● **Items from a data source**
** begin **
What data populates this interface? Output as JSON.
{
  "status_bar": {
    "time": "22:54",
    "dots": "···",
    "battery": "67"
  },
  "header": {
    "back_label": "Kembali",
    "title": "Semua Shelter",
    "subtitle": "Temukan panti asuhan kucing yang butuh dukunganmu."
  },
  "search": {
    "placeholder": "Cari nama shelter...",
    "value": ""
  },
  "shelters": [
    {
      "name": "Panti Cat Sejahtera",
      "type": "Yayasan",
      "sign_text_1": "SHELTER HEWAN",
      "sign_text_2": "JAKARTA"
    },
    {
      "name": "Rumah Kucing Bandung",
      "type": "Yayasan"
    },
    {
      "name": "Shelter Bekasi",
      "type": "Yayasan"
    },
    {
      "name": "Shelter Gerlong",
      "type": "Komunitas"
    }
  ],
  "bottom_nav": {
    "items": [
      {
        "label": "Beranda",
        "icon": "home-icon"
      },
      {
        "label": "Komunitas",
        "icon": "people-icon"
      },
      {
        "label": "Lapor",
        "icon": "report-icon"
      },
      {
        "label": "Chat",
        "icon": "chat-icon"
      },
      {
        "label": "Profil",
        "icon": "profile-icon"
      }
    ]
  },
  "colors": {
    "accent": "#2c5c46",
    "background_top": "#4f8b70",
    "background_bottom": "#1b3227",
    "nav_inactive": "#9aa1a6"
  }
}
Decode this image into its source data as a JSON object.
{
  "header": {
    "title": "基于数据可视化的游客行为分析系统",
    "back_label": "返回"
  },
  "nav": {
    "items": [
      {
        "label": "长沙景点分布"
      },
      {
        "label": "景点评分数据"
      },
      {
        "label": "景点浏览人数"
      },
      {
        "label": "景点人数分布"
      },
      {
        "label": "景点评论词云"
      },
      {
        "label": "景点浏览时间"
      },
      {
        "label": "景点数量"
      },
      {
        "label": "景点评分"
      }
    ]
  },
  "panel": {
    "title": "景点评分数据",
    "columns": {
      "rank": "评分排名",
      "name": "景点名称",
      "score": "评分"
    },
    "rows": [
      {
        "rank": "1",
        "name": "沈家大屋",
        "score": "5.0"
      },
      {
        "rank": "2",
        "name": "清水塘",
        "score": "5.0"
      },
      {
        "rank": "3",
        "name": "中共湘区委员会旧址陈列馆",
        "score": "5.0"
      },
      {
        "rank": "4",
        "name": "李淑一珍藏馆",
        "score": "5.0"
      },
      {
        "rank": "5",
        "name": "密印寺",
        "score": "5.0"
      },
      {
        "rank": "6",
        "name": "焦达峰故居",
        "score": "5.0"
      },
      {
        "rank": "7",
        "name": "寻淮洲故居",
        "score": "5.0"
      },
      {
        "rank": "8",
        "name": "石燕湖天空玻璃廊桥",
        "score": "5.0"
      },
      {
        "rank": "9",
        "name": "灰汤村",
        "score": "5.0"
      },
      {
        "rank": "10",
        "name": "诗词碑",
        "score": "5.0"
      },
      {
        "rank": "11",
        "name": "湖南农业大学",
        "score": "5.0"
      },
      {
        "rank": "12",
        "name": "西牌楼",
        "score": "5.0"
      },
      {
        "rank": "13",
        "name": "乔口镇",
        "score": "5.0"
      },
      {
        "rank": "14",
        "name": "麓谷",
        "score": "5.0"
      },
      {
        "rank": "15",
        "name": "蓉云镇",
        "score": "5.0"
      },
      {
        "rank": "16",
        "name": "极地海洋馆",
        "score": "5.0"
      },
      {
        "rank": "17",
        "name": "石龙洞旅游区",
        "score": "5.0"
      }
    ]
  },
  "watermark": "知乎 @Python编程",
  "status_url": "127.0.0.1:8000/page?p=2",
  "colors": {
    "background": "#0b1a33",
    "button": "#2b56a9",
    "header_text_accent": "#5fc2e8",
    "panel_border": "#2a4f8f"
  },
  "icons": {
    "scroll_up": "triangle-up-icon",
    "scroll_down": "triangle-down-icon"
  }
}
** end **
● **Your task**
Extract each line of the listing above, copying it word for word.

● **Response**
What data populates this interface? Output as JSON.
{
  "status_bar": {
    "time": "22:54",
    "dots": "···",
    "battery": "67"
  },
  "header": {
    "back_label": "Kembali",
    "title": "Semua Shelter",
    "subtitle": "Temukan panti asuhan kucing yang butuh dukunganmu."
  },
  "search": {
    "placeholder": "Cari nama shelter...",
    "value": ""
  },
  "shelters": [
    {
      "name": "Panti Cat Sejahtera",
      "type": "Yayasan",
      "sign_text_1": "SHELTER HEWAN",
      "sign_text_2": "JAKARTA"
    },
    {
      "name": "Rumah Kucing Bandung",
      "type": "Yayasan"
    },
    {
      "name": "Shelter Bekasi",
      "type": "Yayasan"
    },
    {
      "name": "Shelter Gerlong",
      "type": "Komunitas"
    }
  ],
  "bottom_nav": {
    "items": [
      {
        "label": "Beranda",
        "icon": "home-icon"
      },
      {
        "label": "Komunitas",
        "icon": "people-icon"
      },
      {
        "label": "Lapor",
        "icon": "report-icon"
      },
      {
        "label": "Chat",
        "icon": "chat-icon"
      },
      {
        "label": "Profil",
        "icon": "profile-icon"
      }
    ]
  },
  "colors": {
    "accent": "#2c5c46",
    "background_top": "#4f8b70",
    "background_bottom": "#1b3227",
    "nav_inactive": "#9aa1a6"
  }
}
Decode this image into its source data as a JSON object.
{
  "header": {
    "title": "基于数据可视化的游客行为分析系统",
    "back_label": "返回"
  },
  "nav": {
    "items": [
      {
        "label": "长沙景点分布"
      },
      {
        "label": "景点评分数据"
      },
      {
        "label": "景点浏览人数"
      },
      {
        "label": "景点人数分布"
      },
      {
        "label": "景点评论词云"
      },
      {
        "label": "景点浏览时间"
      },
      {
        "label": "景点数量"
      },
      {
        "label": "景点评分"
      }
    ]
  },
  "panel": {
    "title": "景点评分数据",
    "columns": {
      "rank": "评分排名",
      "name": "景点名称",
      "score": "评分"
    },
    "rows": [
      {
        "rank": "1",
        "name": "沈家大屋",
        "score": "5.0"
      },
      {
        "rank": "2",
        "name": "清水塘",
        "score": "5.0"
      },
      {
        "rank": "3",
        "name": "中共湘区委员会旧址陈列馆",
        "score": "5.0"
      },
      {
        "rank": "4",
        "name": "李淑一珍藏馆",
        "score": "5.0"
      },
      {
        "rank": "5",
        "name": "密印寺",
        "score": "5.0"
      },
      {
        "rank": "6",
        "name": "焦达峰故居",
        "score": "5.0"
      },
      {
        "rank": "7",
        "name": "寻淮洲故居",
        "score": "5.0"
      },
      {
        "rank": "8",
        "name": "石燕湖天空玻璃廊桥",
        "score": "5.0"
      },
      {
        "rank": "9",
        "name": "灰汤村",
        "score": "5.0"
      },
      {
        "rank": "10",
        "name": "诗词碑",
        "score": "5.0"
      },
      {
        "rank": "11",
        "name": "湖南农业大学",
        "score": "5.0"
      },
      {
        "rank": "12",
        "name": "西牌楼",
        "score": "5.0"
      },
      {
        "rank": "13",
        "name": "乔口镇",
        "score": "5.0"
      },
      {
        "rank": "14",
        "name": "麓谷",
        "score": "5.0"
      },
      {
        "rank": "15",
        "name": "蓉云镇",
        "score": "5.0"
      },
      {
        "rank": "16",
        "name": "极地海洋馆",
        "score": "5.0"
      },
      {
        "rank": "17",
        "name": "石龙洞旅游区",
        "score": "5.0"
      }
    ]
  },
  "watermark": "知乎 @Python编程",
  "status_url": "127.0.0.1:8000/page?p=2",
  "colors": {
    "background": "#0b1a33",
    "button": "#2b56a9",
    "header_text_accent": "#5fc2e8",
    "panel_border": "#2a4f8f"
  },
  "icons": {
    "scroll_up": "triangle-up-icon",
    "scroll_down": "triangle-down-icon"
  }
}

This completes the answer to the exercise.